Count the lines containing "from" in the entries underneath, and state that count without anything else.

* Records supplied
++++++
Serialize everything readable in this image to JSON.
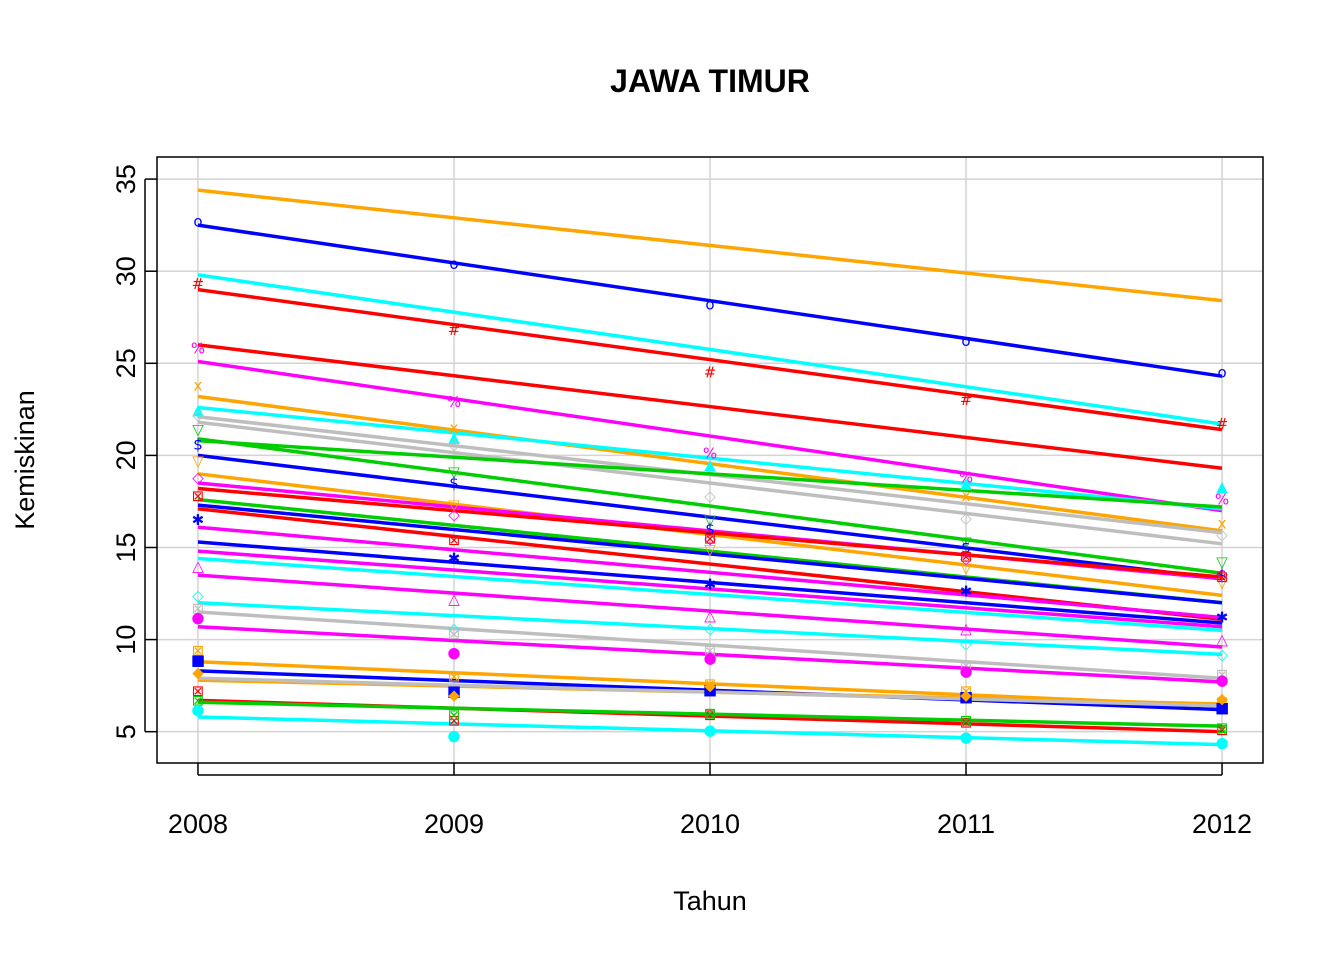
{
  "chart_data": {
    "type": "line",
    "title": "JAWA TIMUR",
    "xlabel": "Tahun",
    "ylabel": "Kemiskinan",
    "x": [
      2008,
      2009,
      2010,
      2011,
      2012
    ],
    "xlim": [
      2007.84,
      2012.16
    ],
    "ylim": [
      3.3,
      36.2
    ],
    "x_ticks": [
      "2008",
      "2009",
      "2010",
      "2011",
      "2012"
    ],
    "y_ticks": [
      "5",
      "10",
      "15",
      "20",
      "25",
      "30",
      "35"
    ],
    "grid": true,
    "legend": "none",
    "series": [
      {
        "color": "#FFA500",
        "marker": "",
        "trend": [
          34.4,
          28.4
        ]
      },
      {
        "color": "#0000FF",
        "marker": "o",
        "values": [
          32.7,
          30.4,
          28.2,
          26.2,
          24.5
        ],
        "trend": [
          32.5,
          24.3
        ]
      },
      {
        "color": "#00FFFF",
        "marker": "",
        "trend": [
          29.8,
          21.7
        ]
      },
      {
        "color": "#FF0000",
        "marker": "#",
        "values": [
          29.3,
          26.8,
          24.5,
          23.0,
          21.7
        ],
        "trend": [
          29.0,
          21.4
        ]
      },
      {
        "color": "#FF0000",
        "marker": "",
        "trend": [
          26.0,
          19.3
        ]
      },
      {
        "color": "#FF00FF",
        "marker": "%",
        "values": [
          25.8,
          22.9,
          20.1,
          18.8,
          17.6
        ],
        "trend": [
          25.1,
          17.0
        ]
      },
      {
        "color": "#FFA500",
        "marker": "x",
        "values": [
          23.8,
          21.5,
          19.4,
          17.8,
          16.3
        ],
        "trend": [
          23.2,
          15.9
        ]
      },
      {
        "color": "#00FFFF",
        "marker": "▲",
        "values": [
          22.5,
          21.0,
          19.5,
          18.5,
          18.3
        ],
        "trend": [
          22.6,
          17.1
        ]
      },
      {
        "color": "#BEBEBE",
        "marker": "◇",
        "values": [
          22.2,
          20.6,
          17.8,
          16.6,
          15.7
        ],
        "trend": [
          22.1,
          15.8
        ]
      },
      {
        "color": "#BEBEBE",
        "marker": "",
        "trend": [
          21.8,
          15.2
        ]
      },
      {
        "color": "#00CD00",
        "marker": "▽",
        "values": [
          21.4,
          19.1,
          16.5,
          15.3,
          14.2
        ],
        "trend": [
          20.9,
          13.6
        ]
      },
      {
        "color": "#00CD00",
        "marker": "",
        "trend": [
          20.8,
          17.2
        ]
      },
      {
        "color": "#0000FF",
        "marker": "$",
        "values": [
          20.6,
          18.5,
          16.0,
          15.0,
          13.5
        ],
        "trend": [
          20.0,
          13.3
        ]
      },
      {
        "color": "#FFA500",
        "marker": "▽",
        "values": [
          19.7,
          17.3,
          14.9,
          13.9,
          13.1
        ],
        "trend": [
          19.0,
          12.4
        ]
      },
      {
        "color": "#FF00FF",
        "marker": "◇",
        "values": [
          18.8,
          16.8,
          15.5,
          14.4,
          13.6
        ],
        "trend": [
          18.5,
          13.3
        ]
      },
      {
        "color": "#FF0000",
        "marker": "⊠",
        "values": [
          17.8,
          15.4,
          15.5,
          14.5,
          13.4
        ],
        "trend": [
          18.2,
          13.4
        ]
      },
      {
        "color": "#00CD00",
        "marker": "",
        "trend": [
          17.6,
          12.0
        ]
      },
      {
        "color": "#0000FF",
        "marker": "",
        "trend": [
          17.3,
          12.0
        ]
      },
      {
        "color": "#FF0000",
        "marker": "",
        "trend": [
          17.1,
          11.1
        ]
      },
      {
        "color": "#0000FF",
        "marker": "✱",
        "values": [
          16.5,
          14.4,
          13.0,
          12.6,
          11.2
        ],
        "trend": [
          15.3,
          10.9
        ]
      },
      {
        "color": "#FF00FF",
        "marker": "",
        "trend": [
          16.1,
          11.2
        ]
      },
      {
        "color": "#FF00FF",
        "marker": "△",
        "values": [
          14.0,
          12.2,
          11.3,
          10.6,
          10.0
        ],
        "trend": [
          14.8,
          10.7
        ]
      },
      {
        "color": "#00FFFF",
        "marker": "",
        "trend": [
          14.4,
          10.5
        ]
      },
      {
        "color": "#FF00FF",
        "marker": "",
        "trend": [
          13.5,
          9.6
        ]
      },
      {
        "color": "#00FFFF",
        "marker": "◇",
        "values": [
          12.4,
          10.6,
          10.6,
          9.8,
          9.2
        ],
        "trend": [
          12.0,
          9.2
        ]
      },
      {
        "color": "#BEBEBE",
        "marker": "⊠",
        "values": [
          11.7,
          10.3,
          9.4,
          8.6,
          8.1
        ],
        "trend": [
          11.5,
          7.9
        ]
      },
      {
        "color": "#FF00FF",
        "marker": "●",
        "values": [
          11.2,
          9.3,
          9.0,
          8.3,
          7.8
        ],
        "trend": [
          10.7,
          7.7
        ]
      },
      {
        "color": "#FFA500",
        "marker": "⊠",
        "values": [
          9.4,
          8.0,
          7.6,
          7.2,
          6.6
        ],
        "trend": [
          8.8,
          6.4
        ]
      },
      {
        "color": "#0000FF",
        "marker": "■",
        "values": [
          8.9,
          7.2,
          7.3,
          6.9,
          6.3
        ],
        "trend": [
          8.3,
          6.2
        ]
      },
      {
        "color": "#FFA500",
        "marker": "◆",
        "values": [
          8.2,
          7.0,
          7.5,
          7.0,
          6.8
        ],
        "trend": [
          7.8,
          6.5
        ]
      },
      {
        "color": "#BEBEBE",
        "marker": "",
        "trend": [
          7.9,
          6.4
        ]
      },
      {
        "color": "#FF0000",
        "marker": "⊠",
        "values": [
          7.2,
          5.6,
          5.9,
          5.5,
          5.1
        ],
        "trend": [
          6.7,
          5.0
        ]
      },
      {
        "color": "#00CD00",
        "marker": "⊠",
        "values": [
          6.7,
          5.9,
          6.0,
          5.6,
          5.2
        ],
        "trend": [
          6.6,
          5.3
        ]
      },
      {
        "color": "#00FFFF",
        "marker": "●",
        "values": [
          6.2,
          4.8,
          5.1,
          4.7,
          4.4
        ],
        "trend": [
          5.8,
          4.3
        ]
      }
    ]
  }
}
++++++
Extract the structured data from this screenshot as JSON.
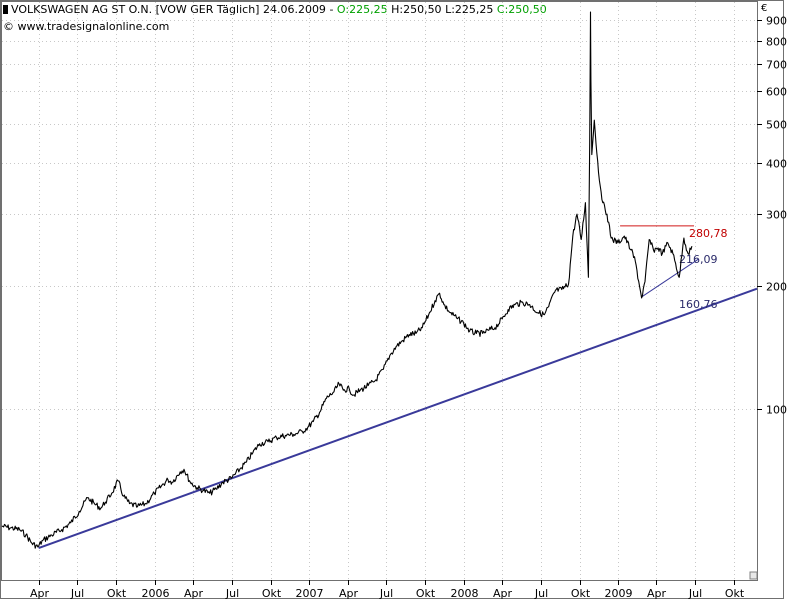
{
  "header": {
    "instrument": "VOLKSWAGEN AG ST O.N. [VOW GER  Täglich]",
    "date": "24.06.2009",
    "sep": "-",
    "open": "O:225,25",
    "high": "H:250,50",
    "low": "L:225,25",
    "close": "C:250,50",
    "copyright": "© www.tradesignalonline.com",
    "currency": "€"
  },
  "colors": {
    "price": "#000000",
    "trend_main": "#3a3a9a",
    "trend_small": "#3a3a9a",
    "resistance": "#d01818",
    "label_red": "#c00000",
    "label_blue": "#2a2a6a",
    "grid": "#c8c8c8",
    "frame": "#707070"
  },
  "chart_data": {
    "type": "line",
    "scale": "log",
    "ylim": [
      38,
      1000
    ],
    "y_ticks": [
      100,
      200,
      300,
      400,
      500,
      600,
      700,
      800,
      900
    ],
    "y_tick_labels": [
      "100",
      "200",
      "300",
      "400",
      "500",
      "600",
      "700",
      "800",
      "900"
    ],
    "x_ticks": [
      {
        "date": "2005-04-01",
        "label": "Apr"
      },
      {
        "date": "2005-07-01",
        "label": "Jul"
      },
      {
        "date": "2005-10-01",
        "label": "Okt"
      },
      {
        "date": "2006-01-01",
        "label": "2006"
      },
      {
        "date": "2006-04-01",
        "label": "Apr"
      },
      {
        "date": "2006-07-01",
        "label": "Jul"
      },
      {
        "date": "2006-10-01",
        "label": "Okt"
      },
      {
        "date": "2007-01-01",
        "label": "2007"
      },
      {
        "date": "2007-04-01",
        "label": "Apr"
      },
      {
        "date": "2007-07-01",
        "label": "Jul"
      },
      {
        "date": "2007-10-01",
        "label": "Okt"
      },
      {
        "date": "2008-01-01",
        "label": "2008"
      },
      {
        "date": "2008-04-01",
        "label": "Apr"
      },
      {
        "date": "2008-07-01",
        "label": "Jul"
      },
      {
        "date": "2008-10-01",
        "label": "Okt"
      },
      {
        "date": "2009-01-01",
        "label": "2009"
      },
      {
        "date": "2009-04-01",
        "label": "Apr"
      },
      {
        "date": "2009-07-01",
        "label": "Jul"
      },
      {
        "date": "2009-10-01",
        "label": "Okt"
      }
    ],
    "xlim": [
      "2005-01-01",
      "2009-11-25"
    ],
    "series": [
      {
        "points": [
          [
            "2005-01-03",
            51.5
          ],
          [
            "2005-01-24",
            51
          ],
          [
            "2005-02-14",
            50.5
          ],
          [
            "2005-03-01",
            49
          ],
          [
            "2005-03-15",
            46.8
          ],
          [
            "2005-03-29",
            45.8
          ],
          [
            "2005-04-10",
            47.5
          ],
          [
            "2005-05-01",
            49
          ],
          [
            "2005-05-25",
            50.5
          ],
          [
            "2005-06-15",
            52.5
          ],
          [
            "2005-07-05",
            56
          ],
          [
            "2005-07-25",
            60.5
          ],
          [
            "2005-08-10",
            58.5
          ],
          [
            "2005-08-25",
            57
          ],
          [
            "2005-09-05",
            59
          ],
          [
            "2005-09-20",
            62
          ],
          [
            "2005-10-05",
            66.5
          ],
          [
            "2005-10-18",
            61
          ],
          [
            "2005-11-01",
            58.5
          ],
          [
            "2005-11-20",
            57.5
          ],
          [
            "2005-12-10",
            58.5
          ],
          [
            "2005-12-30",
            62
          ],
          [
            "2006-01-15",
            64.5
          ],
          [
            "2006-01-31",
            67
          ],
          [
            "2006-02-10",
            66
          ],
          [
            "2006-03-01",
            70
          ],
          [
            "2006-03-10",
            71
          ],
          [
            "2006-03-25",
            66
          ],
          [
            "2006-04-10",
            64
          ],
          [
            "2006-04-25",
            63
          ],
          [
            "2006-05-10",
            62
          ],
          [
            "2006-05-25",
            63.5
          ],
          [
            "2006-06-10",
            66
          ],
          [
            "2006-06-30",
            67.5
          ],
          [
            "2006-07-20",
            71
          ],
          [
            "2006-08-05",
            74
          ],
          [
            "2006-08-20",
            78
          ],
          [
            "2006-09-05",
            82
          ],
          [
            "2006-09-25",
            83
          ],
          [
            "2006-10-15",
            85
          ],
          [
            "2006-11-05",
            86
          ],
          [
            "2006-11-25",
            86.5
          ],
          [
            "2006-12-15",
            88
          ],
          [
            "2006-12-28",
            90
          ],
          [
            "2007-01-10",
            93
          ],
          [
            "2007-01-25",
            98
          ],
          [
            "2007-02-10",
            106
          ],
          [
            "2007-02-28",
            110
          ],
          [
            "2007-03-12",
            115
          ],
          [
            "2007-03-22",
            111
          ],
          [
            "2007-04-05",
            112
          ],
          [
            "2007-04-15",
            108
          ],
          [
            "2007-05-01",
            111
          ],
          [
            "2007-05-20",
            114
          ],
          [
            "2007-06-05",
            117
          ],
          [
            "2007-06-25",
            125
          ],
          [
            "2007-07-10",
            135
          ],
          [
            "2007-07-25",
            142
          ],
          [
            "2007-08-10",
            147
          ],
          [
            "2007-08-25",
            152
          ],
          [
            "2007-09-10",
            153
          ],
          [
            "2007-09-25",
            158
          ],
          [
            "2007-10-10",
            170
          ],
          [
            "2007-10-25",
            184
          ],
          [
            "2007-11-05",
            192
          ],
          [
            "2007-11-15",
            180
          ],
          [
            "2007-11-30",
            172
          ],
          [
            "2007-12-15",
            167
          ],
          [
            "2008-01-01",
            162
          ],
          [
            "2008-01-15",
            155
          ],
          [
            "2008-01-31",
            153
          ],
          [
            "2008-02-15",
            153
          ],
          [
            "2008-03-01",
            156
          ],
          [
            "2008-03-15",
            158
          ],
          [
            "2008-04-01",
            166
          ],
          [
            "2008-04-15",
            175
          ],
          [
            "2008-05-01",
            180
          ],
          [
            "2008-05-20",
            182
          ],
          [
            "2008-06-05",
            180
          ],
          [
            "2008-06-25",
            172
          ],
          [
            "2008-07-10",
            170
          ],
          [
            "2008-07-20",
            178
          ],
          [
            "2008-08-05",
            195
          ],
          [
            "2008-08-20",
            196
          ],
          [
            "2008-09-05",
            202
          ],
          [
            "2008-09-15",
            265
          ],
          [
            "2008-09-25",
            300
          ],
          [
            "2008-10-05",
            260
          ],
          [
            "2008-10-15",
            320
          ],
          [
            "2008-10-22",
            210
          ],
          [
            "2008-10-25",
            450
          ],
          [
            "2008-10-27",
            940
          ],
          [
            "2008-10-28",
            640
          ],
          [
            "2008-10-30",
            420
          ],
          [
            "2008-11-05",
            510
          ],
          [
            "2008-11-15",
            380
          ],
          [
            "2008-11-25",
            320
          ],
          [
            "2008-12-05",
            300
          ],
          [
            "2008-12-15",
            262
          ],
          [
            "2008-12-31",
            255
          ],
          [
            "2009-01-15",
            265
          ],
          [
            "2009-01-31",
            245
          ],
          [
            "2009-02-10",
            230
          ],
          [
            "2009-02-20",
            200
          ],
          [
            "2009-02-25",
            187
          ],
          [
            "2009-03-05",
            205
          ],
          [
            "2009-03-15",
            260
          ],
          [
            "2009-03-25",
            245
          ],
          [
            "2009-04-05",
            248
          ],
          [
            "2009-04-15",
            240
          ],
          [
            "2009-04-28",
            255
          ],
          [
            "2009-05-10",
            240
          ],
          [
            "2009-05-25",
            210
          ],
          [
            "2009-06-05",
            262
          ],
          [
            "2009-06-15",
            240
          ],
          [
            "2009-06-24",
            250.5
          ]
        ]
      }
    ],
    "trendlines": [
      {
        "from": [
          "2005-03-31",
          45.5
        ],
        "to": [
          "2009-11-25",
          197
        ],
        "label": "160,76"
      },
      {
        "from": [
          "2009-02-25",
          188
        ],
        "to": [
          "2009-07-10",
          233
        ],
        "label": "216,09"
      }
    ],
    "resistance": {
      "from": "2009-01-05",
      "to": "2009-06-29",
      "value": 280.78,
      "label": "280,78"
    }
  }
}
++++++
* Written reply
4